Pakistan’s current account remained in surplus during the first eight months of FY25 despite a widening trade deficit, thanks to a steady inflow of remittances that provided crucial support, reports WealthPK. Latest data from the State Bank of Pakistan (SBP) shows that the current account recorded a modest deficit of $12 million in February 2025 — a sharp recovery from $399 million in January.

Despite the monthly decline, the cumulative balance for 8MFY25 stands at a surplus of $691 million — a significant turnaround from the $1.73 billion deficit recorded in the same period last year. This improvement has been driven by a surge in remittance inflows, which reached $3.12 billion in February, marking a 38.6% year-on-year increase. However, the trade balance remains under pressure, with exports rising by 3% year-on-year to $3.3 billion, while imports surging by 17.6% to $6.03 billion in the same period.

Experts highlighted that the rising trade deficit could challenge the external account stability in the coming months without sustained foreign inflows. Speaking with WealthPK, Majid Shabbir, CEO of Ifsha Consultant, noted, "Pakistan’s current account performance has improved primarily due to the higher remittances and steady service exports, which continue to play a crucial role in stabilizing its foreign exchange reserves. While exports have seen a moderate growth, import pressures persist, making remittance inflows even more critical."

"Strong inflows from overseas Pakistanis have partly offset the decline in both exports and imports over the previous months,” he added. Syed Ali Ehsan, Deputy Executive Director at the Policy Research Institute of Market Economy (PRIME), emphasized, "Remittance inflows in February reached historic highs due to multiple factors, including improved formal banking channels, seasonal trends, and policy measures encouraging legal remittance transfers."

He explained that policy interventions by the government and SBP — such as incentives for formal remittances and crackdowns on illegal money transfers — have significantly contributed to this surge." The government seems to remain cautiously optimistic about the external accounts trajectory. While the rising trade deficit presents risks, strong remittance inflows continue to act as a stabilizing factor, providing the much-needed foreign exchange liquidity.

WORK TO DO:
**1.** List every dollar amount stated in the article on Pakistan's current account.
**2.** Retype everything in the article on Pakistan's current account from "Pakistan’s current account remained" down to "million in January.".
Rely solely on the article on Pakistan's current account, with no outside information.

INFORMATION SHOWN:
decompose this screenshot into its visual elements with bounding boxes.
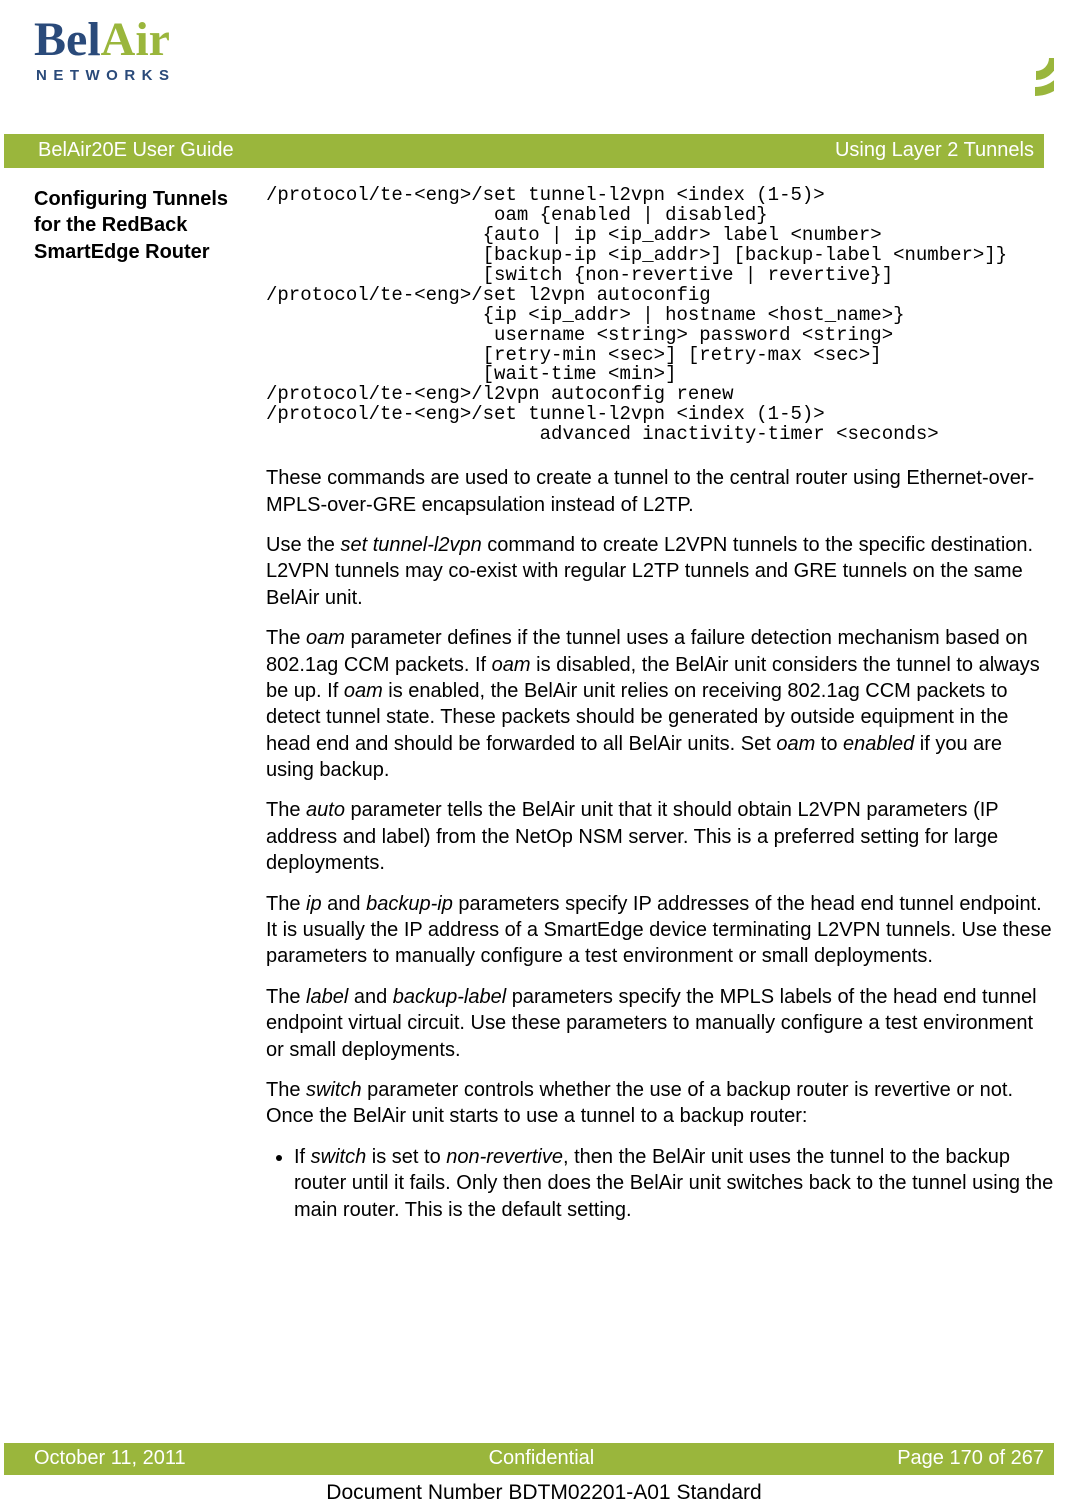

ANSWERS FOR THE EXERCISE:
**1.** $12 million, $399 million, $691 million, $1.73 billion, $3.12 billion, $3.3 billion, $6.03 billion

**2.**
Pakistan’s current account remained in surplus during the first eight months of FY25 despite a widening trade deficit, thanks to a steady inflow of remittances that provided crucial support, reports WealthPK. Latest data from the State Bank of Pakistan (SBP) shows that the current account recorded a modest deficit of $12 million in February 2025 — a sharp recovery from $399 million in January.